═══ The data

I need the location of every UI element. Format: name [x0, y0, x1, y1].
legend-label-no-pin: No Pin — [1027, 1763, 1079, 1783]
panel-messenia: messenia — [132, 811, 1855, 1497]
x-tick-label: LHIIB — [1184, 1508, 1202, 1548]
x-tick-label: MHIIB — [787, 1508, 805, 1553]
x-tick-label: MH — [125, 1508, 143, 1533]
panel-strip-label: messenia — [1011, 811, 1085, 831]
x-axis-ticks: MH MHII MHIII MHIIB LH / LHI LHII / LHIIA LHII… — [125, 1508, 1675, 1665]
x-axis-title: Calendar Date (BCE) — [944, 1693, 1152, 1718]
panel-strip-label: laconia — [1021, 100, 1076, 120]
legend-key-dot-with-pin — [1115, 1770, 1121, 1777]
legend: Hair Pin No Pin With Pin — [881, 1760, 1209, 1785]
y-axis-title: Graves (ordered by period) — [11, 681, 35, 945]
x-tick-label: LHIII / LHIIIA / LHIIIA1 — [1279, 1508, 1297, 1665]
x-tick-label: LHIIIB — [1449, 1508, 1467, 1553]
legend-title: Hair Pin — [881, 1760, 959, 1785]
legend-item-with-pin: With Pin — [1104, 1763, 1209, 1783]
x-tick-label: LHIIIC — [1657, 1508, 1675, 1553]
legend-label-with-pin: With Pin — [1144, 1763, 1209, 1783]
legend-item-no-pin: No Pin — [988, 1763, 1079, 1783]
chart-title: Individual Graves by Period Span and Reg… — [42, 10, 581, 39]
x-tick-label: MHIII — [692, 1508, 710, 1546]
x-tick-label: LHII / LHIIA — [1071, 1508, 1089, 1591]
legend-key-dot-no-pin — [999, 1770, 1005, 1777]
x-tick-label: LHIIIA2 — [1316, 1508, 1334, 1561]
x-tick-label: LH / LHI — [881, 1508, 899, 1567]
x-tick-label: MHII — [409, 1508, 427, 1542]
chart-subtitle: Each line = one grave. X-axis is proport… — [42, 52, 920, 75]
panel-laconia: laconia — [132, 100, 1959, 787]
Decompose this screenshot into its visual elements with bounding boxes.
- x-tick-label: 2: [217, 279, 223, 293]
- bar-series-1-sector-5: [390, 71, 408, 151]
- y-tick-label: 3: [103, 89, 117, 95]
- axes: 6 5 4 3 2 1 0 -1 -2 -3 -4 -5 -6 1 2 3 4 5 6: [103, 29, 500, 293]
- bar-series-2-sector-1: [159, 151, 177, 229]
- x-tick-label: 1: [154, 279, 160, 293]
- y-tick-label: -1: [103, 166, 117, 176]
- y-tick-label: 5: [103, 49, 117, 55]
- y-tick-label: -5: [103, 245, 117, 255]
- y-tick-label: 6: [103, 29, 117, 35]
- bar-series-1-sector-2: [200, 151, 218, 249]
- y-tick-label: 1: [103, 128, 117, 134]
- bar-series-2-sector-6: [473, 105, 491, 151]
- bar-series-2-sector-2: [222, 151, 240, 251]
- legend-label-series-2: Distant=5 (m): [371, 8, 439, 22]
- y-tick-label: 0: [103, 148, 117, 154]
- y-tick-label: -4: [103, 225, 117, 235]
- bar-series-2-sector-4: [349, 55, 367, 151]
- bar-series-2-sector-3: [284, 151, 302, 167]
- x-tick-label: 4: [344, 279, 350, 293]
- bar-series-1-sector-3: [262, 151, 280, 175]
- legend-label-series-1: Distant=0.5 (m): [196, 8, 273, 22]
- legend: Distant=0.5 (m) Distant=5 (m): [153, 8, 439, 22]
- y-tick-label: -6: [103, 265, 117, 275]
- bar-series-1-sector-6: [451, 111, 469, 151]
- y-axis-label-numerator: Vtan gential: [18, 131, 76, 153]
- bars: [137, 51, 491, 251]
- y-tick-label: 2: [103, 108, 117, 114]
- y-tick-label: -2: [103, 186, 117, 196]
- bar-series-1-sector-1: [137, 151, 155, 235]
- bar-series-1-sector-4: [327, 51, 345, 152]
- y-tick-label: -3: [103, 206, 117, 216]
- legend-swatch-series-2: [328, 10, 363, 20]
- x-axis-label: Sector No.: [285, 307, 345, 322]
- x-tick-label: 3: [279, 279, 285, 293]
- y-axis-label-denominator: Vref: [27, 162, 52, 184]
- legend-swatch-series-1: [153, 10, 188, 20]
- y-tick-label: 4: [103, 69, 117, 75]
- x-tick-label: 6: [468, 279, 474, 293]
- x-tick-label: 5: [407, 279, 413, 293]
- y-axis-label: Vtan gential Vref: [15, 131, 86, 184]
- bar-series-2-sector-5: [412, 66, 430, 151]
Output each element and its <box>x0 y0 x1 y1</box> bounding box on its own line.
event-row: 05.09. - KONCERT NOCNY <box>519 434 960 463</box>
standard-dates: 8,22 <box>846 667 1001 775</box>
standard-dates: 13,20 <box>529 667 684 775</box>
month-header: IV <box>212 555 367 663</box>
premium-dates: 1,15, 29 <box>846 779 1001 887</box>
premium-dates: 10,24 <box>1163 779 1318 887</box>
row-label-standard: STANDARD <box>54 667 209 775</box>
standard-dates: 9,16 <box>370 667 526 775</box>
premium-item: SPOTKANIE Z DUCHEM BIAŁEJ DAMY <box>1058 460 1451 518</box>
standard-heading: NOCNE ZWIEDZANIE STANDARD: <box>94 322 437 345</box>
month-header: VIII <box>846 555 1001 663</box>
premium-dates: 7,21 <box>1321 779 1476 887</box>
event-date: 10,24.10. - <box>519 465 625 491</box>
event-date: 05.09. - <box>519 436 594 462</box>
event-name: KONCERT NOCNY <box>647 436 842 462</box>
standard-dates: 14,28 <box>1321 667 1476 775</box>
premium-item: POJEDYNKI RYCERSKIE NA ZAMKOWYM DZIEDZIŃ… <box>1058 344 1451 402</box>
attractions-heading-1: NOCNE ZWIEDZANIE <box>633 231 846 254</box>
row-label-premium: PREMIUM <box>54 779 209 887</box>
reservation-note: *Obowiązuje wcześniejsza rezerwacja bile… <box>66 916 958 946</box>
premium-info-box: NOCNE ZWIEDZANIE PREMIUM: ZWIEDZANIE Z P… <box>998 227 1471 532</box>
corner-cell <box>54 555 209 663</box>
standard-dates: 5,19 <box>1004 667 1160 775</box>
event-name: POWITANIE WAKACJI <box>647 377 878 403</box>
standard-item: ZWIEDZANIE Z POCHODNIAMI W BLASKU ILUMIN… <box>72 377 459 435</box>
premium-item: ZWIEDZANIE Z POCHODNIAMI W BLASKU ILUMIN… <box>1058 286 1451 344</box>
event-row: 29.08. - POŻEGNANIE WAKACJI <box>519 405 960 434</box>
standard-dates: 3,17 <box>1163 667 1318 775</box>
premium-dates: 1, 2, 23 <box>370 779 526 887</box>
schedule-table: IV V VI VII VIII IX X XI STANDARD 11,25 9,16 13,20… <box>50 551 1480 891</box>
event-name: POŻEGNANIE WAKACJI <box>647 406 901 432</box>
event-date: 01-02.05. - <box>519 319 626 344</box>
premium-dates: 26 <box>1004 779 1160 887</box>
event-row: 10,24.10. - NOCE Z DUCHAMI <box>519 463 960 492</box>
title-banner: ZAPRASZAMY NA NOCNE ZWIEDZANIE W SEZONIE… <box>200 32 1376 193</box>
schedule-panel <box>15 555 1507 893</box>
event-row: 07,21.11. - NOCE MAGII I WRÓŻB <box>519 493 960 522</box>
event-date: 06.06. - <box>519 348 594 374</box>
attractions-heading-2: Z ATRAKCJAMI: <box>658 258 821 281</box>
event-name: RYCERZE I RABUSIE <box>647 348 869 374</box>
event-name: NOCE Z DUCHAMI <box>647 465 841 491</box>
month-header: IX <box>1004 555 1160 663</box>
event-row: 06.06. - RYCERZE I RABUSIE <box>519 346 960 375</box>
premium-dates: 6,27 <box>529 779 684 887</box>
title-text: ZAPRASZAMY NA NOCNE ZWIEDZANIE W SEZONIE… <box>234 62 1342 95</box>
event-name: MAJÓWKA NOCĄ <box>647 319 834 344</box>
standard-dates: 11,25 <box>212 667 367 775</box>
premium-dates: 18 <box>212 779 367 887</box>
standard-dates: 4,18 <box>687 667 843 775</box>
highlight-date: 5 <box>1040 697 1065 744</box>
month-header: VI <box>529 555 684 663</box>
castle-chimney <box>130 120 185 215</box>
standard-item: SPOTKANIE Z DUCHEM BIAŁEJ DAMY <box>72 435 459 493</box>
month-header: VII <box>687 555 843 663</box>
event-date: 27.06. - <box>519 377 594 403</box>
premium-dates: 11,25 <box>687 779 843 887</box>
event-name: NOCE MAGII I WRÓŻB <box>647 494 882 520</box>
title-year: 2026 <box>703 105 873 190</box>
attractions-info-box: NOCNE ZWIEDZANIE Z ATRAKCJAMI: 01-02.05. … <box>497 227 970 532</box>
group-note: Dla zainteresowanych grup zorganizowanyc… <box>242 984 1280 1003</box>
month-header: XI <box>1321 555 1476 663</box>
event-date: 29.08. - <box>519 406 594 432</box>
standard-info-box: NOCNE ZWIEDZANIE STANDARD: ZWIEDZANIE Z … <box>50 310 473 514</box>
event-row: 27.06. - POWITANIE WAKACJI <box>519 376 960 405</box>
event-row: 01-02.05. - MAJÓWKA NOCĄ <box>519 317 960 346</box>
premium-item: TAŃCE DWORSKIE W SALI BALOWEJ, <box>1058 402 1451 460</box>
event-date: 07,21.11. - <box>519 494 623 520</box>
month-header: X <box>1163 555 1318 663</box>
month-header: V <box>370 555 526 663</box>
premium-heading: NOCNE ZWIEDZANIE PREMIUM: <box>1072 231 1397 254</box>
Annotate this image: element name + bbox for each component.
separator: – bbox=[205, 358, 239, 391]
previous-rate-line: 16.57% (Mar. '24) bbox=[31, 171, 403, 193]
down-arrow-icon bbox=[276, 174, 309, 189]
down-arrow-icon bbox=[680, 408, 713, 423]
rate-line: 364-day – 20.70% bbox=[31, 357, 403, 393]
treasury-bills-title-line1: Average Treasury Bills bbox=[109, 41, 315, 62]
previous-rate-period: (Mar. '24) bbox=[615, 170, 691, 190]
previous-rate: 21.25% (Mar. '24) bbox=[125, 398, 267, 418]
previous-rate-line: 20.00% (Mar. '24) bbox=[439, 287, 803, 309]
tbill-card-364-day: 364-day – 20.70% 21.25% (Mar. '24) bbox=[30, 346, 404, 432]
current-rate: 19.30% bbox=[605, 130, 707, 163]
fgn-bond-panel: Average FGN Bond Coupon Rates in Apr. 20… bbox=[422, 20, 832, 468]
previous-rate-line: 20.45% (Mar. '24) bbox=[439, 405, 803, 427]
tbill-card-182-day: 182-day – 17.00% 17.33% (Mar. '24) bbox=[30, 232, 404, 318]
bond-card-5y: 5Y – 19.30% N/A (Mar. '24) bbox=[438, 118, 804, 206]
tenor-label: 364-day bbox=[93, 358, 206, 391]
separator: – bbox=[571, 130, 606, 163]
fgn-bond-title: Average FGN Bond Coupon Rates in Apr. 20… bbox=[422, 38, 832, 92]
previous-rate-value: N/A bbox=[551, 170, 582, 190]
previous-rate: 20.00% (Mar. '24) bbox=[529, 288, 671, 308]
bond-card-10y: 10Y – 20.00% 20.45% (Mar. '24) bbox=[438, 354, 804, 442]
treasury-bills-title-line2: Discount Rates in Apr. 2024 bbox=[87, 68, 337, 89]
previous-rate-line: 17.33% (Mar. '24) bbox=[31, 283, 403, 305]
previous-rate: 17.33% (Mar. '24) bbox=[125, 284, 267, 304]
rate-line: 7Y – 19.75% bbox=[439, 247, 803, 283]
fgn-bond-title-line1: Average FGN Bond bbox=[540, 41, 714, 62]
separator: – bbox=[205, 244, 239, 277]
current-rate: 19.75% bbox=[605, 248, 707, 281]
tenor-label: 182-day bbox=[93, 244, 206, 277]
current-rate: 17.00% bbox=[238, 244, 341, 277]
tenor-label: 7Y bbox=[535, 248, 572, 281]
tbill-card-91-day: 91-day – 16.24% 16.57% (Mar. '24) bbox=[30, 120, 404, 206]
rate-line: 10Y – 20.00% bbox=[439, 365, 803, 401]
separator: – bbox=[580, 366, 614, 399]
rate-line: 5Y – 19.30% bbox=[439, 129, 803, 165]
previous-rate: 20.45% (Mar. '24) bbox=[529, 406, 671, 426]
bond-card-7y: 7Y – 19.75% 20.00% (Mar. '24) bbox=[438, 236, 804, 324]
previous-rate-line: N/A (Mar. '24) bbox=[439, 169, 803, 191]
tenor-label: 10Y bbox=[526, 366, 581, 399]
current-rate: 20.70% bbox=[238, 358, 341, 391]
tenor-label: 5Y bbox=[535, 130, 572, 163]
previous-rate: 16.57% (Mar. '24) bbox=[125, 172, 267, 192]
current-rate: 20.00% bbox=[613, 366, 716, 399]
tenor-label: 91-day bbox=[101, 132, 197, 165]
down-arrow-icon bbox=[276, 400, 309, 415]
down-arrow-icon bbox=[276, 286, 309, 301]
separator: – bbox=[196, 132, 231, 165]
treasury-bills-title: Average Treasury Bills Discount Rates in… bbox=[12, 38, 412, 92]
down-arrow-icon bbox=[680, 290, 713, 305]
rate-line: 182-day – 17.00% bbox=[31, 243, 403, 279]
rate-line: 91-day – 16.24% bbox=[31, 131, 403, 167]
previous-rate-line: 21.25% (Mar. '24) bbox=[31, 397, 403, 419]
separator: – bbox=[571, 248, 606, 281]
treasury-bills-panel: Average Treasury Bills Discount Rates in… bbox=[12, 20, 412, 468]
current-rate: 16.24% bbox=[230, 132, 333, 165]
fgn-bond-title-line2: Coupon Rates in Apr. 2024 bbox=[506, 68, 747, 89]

══════

Reproduce the records word for word, beginning with the first line and continuing through the line containing "panel-strip-label: messenia —".

* Task output *
I need the location of every UI element. Format: name [x0, y0, x1, y1].
legend-label-no-pin: No Pin — [1027, 1763, 1079, 1783]
panel-messenia: messenia — [132, 811, 1855, 1497]
x-tick-label: LHIIB — [1184, 1508, 1202, 1548]
x-tick-label: MHIIB — [787, 1508, 805, 1553]
x-tick-label: MH — [125, 1508, 143, 1533]
panel-strip-label: messenia — [1011, 811, 1085, 831]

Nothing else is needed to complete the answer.